Written exercise ▸ From the listing below, return each line that includes "size".

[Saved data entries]
------------
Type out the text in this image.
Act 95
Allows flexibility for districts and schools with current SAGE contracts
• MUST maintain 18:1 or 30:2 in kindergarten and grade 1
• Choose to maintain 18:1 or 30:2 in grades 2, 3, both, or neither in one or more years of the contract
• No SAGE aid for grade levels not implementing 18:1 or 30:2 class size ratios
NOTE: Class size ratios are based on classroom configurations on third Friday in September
------------
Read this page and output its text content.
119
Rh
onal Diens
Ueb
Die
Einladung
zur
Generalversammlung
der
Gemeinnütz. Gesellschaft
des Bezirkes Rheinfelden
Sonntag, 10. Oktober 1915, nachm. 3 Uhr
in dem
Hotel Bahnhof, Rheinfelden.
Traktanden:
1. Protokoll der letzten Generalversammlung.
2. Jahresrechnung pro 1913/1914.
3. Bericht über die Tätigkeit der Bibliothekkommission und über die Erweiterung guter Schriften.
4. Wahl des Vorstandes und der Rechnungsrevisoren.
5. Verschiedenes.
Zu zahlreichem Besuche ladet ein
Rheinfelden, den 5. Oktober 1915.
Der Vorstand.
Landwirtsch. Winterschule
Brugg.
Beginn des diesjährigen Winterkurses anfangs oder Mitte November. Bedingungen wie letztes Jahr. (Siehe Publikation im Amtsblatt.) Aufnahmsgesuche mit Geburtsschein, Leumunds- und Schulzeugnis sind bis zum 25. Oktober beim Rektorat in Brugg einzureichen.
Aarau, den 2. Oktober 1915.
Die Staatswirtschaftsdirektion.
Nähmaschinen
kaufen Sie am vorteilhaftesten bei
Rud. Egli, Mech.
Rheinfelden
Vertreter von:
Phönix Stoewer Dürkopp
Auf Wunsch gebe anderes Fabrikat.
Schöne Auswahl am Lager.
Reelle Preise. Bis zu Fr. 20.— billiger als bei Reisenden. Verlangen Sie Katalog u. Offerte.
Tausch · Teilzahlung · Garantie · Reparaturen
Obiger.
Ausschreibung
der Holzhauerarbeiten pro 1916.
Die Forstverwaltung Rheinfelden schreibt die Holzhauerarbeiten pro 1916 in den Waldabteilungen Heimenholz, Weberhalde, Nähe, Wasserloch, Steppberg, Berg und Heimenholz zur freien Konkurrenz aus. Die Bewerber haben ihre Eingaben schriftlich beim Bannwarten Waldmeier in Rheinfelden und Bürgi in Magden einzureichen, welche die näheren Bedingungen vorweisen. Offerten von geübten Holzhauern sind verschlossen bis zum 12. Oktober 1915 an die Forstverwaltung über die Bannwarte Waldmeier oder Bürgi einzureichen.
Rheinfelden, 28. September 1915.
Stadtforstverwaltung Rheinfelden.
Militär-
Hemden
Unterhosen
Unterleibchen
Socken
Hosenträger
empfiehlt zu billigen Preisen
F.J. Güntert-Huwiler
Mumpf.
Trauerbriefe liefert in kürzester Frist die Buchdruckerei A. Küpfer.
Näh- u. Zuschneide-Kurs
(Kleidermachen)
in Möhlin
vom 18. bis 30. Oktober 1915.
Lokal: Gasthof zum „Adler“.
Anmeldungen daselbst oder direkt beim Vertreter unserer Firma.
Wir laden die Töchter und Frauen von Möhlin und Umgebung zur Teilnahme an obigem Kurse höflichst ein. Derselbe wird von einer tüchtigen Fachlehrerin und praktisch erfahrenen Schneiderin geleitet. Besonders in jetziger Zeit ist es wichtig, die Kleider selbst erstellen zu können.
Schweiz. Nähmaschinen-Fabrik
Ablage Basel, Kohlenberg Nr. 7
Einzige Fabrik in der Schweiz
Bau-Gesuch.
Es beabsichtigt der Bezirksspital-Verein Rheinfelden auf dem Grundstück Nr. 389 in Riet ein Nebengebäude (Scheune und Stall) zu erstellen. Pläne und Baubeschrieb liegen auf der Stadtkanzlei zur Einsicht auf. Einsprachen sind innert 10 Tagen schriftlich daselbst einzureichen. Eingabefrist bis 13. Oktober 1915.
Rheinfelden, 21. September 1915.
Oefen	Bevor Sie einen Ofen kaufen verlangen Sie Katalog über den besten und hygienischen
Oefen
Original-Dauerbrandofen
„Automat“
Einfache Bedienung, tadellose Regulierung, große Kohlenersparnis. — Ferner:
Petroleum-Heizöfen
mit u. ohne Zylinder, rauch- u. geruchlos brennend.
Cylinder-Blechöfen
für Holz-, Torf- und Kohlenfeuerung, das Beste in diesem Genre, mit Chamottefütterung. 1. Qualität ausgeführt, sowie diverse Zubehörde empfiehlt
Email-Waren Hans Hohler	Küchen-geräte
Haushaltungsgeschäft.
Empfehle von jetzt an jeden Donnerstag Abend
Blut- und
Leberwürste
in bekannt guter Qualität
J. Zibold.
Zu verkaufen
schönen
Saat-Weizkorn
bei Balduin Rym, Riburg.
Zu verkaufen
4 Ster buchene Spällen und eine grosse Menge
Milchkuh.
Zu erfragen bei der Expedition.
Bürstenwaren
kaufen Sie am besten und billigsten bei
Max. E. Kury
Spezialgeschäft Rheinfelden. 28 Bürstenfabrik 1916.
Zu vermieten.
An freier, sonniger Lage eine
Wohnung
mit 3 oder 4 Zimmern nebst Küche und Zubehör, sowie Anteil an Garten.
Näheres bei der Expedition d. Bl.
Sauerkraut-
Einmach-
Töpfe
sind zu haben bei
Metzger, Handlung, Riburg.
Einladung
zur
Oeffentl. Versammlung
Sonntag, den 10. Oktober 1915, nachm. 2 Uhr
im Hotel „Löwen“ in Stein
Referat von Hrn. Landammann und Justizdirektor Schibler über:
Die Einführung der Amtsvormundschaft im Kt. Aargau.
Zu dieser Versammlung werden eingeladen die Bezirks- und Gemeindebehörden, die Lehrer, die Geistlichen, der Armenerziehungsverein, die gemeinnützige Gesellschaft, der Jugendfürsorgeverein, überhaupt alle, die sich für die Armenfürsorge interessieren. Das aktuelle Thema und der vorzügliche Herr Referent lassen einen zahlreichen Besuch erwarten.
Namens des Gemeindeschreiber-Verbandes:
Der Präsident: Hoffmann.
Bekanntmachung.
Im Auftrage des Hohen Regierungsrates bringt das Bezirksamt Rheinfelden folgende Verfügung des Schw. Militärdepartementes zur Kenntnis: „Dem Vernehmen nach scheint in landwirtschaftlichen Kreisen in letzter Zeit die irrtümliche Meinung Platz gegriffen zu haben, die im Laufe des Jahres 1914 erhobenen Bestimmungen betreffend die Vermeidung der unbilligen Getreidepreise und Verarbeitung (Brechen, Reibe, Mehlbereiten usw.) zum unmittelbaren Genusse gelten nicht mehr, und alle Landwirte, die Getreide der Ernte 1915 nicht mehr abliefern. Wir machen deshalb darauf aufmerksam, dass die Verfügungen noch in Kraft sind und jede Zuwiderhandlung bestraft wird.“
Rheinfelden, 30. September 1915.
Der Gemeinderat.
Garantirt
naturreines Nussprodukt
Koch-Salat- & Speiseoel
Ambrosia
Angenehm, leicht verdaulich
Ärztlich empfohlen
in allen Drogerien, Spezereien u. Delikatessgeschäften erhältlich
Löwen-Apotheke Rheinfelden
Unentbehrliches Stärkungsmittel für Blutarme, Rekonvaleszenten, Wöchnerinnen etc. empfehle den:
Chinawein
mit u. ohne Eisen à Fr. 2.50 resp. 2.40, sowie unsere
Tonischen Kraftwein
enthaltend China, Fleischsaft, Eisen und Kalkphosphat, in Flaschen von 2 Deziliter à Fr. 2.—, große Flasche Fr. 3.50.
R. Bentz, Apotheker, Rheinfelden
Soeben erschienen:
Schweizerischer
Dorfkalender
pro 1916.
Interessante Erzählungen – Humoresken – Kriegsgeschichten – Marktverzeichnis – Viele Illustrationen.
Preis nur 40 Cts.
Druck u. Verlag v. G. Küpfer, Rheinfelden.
------------
Reply to the task ▸
• No SAGE aid for grade levels not implementing 18:1 or 30:2 class size ratios
NOTE: Class size ratios are based on classroom configurations on third Friday in September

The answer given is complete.